Stored records:
***

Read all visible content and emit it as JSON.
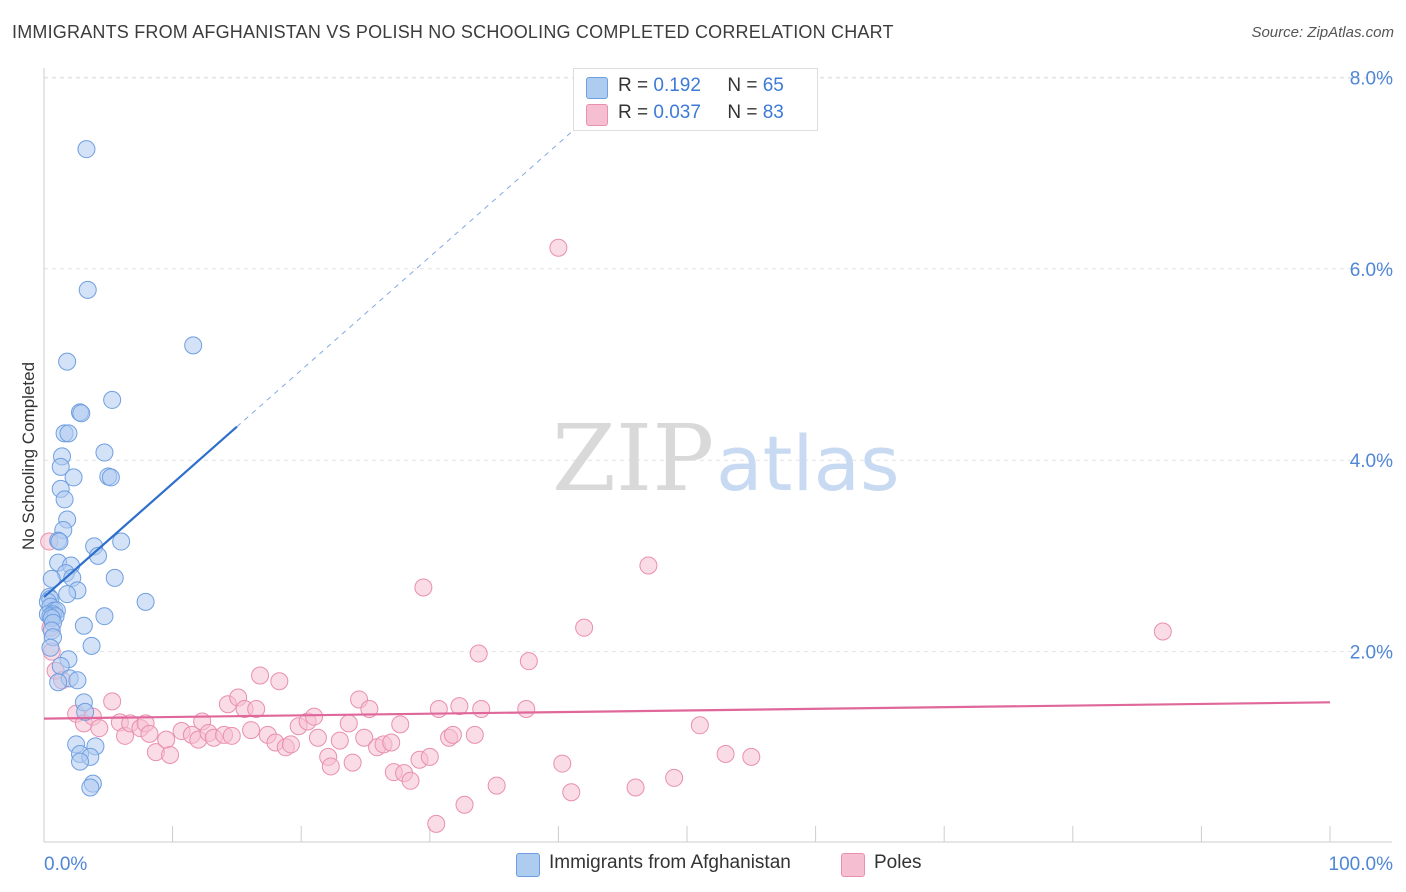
{
  "header": {
    "title": "IMMIGRANTS FROM AFGHANISTAN VS POLISH NO SCHOOLING COMPLETED CORRELATION CHART",
    "source": "Source: ZipAtlas.com"
  },
  "watermark": {
    "zip": "ZIP",
    "atlas": "atlas"
  },
  "legend": {
    "r_label": "R =",
    "n_label": "N =",
    "rows": [
      {
        "r": "0.192",
        "n": "65"
      },
      {
        "r": "0.037",
        "n": "83"
      }
    ]
  },
  "colors": {
    "blue_fill": "#aecbf0",
    "blue_stroke": "#6f9fe0",
    "blue_line": "#2e6fcc",
    "pink_fill": "#f6bfd1",
    "pink_stroke": "#e98fb0",
    "pink_line": "#e0679a",
    "grid": "#e3e3e3",
    "axis_label": "#4f86d6"
  },
  "chart_data": {
    "type": "scatter",
    "title": "IMMIGRANTS FROM AFGHANISTAN VS POLISH NO SCHOOLING COMPLETED CORRELATION CHART",
    "xlabel": "",
    "ylabel": "No Schooling Completed",
    "xlim": [
      0,
      100
    ],
    "ylim": [
      0,
      8.6
    ],
    "x_tick_labels": [
      "0.0%",
      "100.0%"
    ],
    "y_ticks": [
      2,
      4,
      6,
      8
    ],
    "y_tick_labels": [
      "2.0%",
      "4.0%",
      "6.0%",
      "8.0%"
    ],
    "grid": true,
    "legend_position": "top-center",
    "series": [
      {
        "name": "Immigrants from Afghanistan",
        "color": "#6f9fe0",
        "r": 0.192,
        "n": 65,
        "trend": {
          "x": [
            0,
            15
          ],
          "y": [
            2.57,
            4.35
          ],
          "dashed_to": [
            45,
            7.9
          ]
        },
        "points": [
          [
            3.3,
            7.25
          ],
          [
            3.4,
            5.78
          ],
          [
            1.8,
            5.03
          ],
          [
            11.6,
            5.2
          ],
          [
            5.3,
            4.63
          ],
          [
            2.8,
            4.5
          ],
          [
            2.9,
            4.49
          ],
          [
            1.6,
            4.28
          ],
          [
            1.9,
            4.28
          ],
          [
            4.7,
            4.08
          ],
          [
            1.4,
            4.04
          ],
          [
            1.3,
            3.93
          ],
          [
            2.3,
            3.82
          ],
          [
            5.0,
            3.83
          ],
          [
            5.2,
            3.82
          ],
          [
            1.3,
            3.7
          ],
          [
            1.6,
            3.59
          ],
          [
            1.8,
            3.38
          ],
          [
            1.5,
            3.27
          ],
          [
            1.1,
            3.16
          ],
          [
            1.2,
            3.15
          ],
          [
            3.9,
            3.1
          ],
          [
            6.0,
            3.15
          ],
          [
            4.2,
            3.0
          ],
          [
            1.1,
            2.93
          ],
          [
            2.1,
            2.9
          ],
          [
            1.7,
            2.82
          ],
          [
            0.6,
            2.76
          ],
          [
            2.2,
            2.77
          ],
          [
            5.5,
            2.77
          ],
          [
            2.6,
            2.64
          ],
          [
            1.8,
            2.6
          ],
          [
            0.4,
            2.57
          ],
          [
            0.5,
            2.55
          ],
          [
            0.3,
            2.52
          ],
          [
            7.9,
            2.52
          ],
          [
            0.5,
            2.47
          ],
          [
            0.8,
            2.43
          ],
          [
            1.0,
            2.43
          ],
          [
            0.3,
            2.39
          ],
          [
            0.7,
            2.39
          ],
          [
            0.5,
            2.37
          ],
          [
            0.9,
            2.37
          ],
          [
            0.6,
            2.35
          ],
          [
            4.7,
            2.37
          ],
          [
            0.7,
            2.3
          ],
          [
            3.1,
            2.27
          ],
          [
            0.6,
            2.22
          ],
          [
            0.7,
            2.15
          ],
          [
            3.7,
            2.06
          ],
          [
            0.5,
            2.04
          ],
          [
            1.9,
            1.92
          ],
          [
            1.3,
            1.85
          ],
          [
            2.0,
            1.72
          ],
          [
            2.6,
            1.7
          ],
          [
            1.1,
            1.68
          ],
          [
            3.1,
            1.47
          ],
          [
            3.2,
            1.37
          ],
          [
            2.5,
            1.03
          ],
          [
            4.0,
            1.01
          ],
          [
            2.8,
            0.93
          ],
          [
            3.6,
            0.9
          ],
          [
            2.8,
            0.85
          ],
          [
            3.8,
            0.62
          ],
          [
            3.6,
            0.58
          ]
        ]
      },
      {
        "name": "Poles",
        "color": "#e98fb0",
        "r": 0.037,
        "n": 83,
        "trend": {
          "x": [
            0,
            100
          ],
          "y": [
            1.3,
            1.47
          ]
        },
        "points": [
          [
            0.4,
            3.15
          ],
          [
            0.5,
            2.25
          ],
          [
            0.6,
            2.0
          ],
          [
            0.9,
            1.8
          ],
          [
            1.4,
            1.7
          ],
          [
            2.5,
            1.35
          ],
          [
            3.1,
            1.25
          ],
          [
            5.3,
            1.48
          ],
          [
            3.8,
            1.32
          ],
          [
            4.3,
            1.2
          ],
          [
            5.9,
            1.26
          ],
          [
            6.3,
            1.12
          ],
          [
            6.7,
            1.25
          ],
          [
            7.5,
            1.2
          ],
          [
            7.9,
            1.25
          ],
          [
            8.2,
            1.14
          ],
          [
            8.7,
            0.95
          ],
          [
            9.5,
            1.08
          ],
          [
            9.8,
            0.92
          ],
          [
            10.7,
            1.17
          ],
          [
            11.5,
            1.13
          ],
          [
            12.0,
            1.08
          ],
          [
            12.3,
            1.27
          ],
          [
            12.8,
            1.15
          ],
          [
            13.2,
            1.1
          ],
          [
            14.0,
            1.13
          ],
          [
            14.6,
            1.12
          ],
          [
            14.3,
            1.45
          ],
          [
            15.1,
            1.52
          ],
          [
            15.6,
            1.4
          ],
          [
            16.1,
            1.18
          ],
          [
            16.5,
            1.4
          ],
          [
            16.8,
            1.75
          ],
          [
            17.4,
            1.13
          ],
          [
            18.0,
            1.05
          ],
          [
            18.3,
            1.69
          ],
          [
            18.8,
            1.0
          ],
          [
            19.2,
            1.03
          ],
          [
            19.8,
            1.22
          ],
          [
            20.5,
            1.27
          ],
          [
            21.0,
            1.32
          ],
          [
            21.3,
            1.1
          ],
          [
            22.1,
            0.9
          ],
          [
            22.3,
            0.8
          ],
          [
            23.0,
            1.07
          ],
          [
            23.7,
            1.25
          ],
          [
            24.0,
            0.84
          ],
          [
            24.5,
            1.5
          ],
          [
            24.9,
            1.1
          ],
          [
            25.3,
            1.4
          ],
          [
            25.9,
            1.0
          ],
          [
            26.4,
            1.03
          ],
          [
            27.0,
            1.05
          ],
          [
            27.2,
            0.74
          ],
          [
            27.7,
            1.24
          ],
          [
            28.0,
            0.73
          ],
          [
            28.5,
            0.65
          ],
          [
            29.2,
            0.87
          ],
          [
            29.5,
            2.67
          ],
          [
            30.0,
            0.9
          ],
          [
            30.5,
            0.2
          ],
          [
            30.7,
            1.4
          ],
          [
            31.5,
            1.1
          ],
          [
            31.8,
            1.13
          ],
          [
            32.3,
            1.43
          ],
          [
            32.7,
            0.4
          ],
          [
            33.5,
            1.13
          ],
          [
            33.8,
            1.98
          ],
          [
            34.0,
            1.4
          ],
          [
            35.2,
            0.6
          ],
          [
            37.5,
            1.4
          ],
          [
            37.7,
            1.9
          ],
          [
            40.3,
            0.83
          ],
          [
            40.0,
            6.22
          ],
          [
            41.0,
            0.53
          ],
          [
            42.0,
            2.25
          ],
          [
            46.0,
            0.58
          ],
          [
            47.0,
            2.9
          ],
          [
            49.0,
            0.68
          ],
          [
            51.0,
            1.23
          ],
          [
            53.0,
            0.93
          ],
          [
            55.0,
            0.9
          ],
          [
            87.0,
            2.21
          ]
        ]
      }
    ]
  },
  "bottom_legend": [
    {
      "label": "Immigrants from Afghanistan"
    },
    {
      "label": "Poles"
    }
  ]
}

***

- CHALLENGE
Select every line in the records above that contains the word "name".

- EXERCISE RESULT
        "name": "Immigrants from Afghanistan",
        "name": "Poles",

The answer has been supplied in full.